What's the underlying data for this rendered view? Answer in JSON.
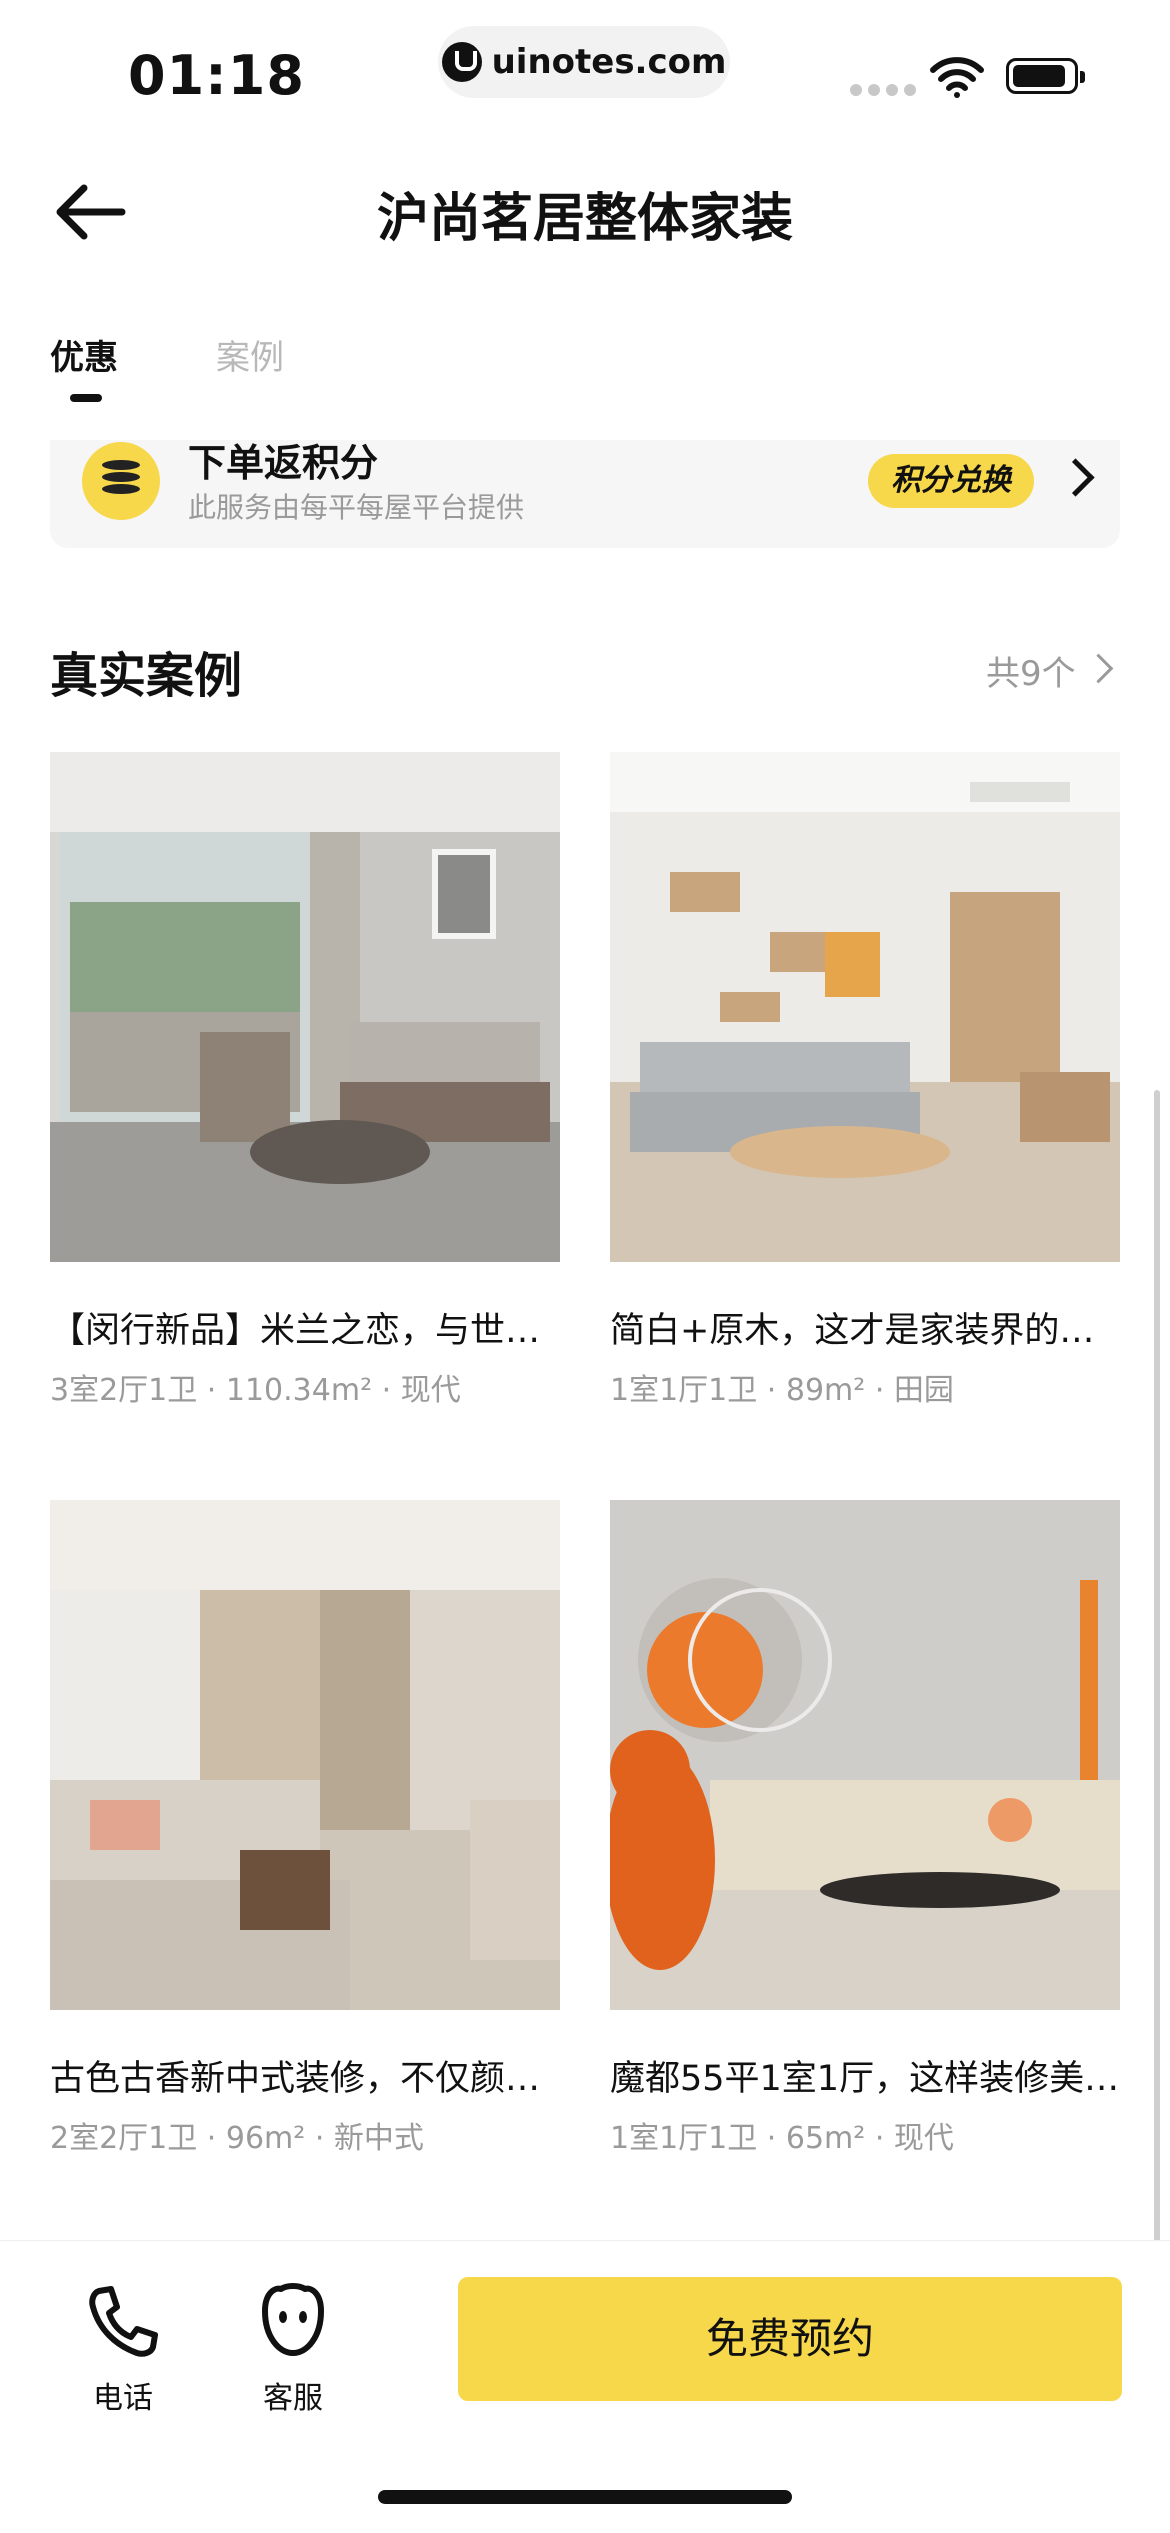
{
  "status_bar": {
    "time": "01:18",
    "url": "uinotes.com"
  },
  "nav": {
    "title": "沪尚茗居整体家装"
  },
  "tabs": [
    {
      "label": "优惠",
      "active": true
    },
    {
      "label": "案例",
      "active": false
    }
  ],
  "points_card": {
    "title": "下单返积分",
    "subtitle": "此服务由每平每屋平台提供",
    "badge": "积分兑换"
  },
  "section": {
    "title": "真实案例",
    "count_label": "共9个"
  },
  "cases": [
    {
      "title": "【闵行新品】米兰之恋，与世…",
      "meta": "3室2厅1卫 · 110.34m² · 现代"
    },
    {
      "title": "简白+原木，这才是家装界的…",
      "meta": "1室1厅1卫 · 89m² · 田园"
    },
    {
      "title": "古色古香新中式装修，不仅颜…",
      "meta": "2室2厅1卫 · 96m² · 新中式"
    },
    {
      "title": "魔都55平1室1厅，这样装修美…",
      "meta": "1室1厅1卫 · 65m² · 现代"
    }
  ],
  "bottom_bar": {
    "phone_label": "电话",
    "service_label": "客服",
    "book_label": "免费预约"
  },
  "colors": {
    "accent": "#f6d84a",
    "text": "#111111",
    "muted": "#9a9a9a"
  }
}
####
Across the data above, how many lines include the word "meta"? Give only the count.

4